All records below must be retyped exactly.

[Extracted records]
▬▬▬▬▬▬▬▬▬▬
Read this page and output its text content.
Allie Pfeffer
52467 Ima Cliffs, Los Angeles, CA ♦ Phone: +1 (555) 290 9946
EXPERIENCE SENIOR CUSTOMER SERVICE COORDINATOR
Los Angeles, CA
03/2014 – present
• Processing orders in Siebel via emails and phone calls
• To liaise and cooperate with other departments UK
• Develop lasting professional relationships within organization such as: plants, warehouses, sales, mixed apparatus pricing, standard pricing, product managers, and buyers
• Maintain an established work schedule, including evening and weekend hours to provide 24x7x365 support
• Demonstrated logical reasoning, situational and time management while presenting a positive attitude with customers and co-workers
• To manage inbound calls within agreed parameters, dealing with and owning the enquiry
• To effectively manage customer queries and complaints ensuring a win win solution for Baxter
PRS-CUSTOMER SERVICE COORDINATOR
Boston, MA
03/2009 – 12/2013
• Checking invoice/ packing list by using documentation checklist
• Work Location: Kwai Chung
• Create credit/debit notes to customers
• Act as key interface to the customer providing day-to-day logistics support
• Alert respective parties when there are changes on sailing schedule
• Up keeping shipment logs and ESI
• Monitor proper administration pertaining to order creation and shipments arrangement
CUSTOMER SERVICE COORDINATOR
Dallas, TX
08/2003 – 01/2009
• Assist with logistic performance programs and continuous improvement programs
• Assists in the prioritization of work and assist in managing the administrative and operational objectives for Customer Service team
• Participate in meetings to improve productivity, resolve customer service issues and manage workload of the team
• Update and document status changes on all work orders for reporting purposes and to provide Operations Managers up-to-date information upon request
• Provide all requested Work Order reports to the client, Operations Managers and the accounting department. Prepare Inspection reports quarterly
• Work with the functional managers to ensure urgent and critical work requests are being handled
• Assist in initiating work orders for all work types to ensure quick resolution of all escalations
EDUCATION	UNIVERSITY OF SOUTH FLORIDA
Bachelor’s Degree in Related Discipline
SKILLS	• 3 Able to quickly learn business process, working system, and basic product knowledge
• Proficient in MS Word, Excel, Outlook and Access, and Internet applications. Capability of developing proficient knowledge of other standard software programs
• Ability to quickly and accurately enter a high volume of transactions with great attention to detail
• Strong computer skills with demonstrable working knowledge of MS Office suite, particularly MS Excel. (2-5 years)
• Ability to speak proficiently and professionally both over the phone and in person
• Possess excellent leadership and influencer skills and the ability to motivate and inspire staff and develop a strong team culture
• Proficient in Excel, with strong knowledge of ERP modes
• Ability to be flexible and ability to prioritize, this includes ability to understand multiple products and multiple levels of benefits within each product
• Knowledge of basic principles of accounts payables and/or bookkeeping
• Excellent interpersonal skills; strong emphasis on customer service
▬▬▬▬▬▬▬▬▬▬
▸ Task output:
Read this page and output its text content.
Allie Pfeffer
52467 Ima Cliffs, Los Angeles, CA ♦ Phone: +1 (555) 290 9946
EXPERIENCE SENIOR CUSTOMER SERVICE COORDINATOR
Los Angeles, CA
03/2014 – present
• Processing orders in Siebel via emails and phone calls
• To liaise and cooperate with other departments UK
• Develop lasting professional relationships within organization such as: plants, warehouses, sales, mixed apparatus pricing, standard pricing, product managers, and buyers
• Maintain an established work schedule, including evening and weekend hours to provide 24x7x365 support
• Demonstrated logical reasoning, situational and time management while presenting a positive attitude with customers and co-workers
• To manage inbound calls within agreed parameters, dealing with and owning the enquiry
• To effectively manage customer queries and complaints ensuring a win win solution for Baxter
PRS-CUSTOMER SERVICE COORDINATOR
Boston, MA
03/2009 – 12/2013
• Checking invoice/ packing list by using documentation checklist
• Work Location: Kwai Chung
• Create credit/debit notes to customers
• Act as key interface to the customer providing day-to-day logistics support
• Alert respective parties when there are changes on sailing schedule
• Up keeping shipment logs and ESI
• Monitor proper administration pertaining to order creation and shipments arrangement
CUSTOMER SERVICE COORDINATOR
Dallas, TX
08/2003 – 01/2009
• Assist with logistic performance programs and continuous improvement programs
• Assists in the prioritization of work and assist in managing the administrative and operational objectives for Customer Service team
• Participate in meetings to improve productivity, resolve customer service issues and manage workload of the team
• Update and document status changes on all work orders for reporting purposes and to provide Operations Managers up-to-date information upon request
• Provide all requested Work Order reports to the client, Operations Managers and the accounting department. Prepare Inspection reports quarterly
• Work with the functional managers to ensure urgent and critical work requests are being handled
• Assist in initiating work orders for all work types to ensure quick resolution of all escalations
EDUCATION	UNIVERSITY OF SOUTH FLORIDA
Bachelor’s Degree in Related Discipline
SKILLS	• 3 Able to quickly learn business process, working system, and basic product knowledge
• Proficient in MS Word, Excel, Outlook and Access, and Internet applications. Capability of developing proficient knowledge of other standard software programs
• Ability to quickly and accurately enter a high volume of transactions with great attention to detail
• Strong computer skills with demonstrable working knowledge of MS Office suite, particularly MS Excel. (2-5 years)
• Ability to speak proficiently and professionally both over the phone and in person
• Possess excellent leadership and influencer skills and the ability to motivate and inspire staff and develop a strong team culture
• Proficient in Excel, with strong knowledge of ERP modes
• Ability to be flexible and ability to prioritize, this includes ability to understand multiple products and multiple levels of benefits within each product
• Knowledge of basic principles of accounts payables and/or bookkeeping
• Excellent interpersonal skills; strong emphasis on customer service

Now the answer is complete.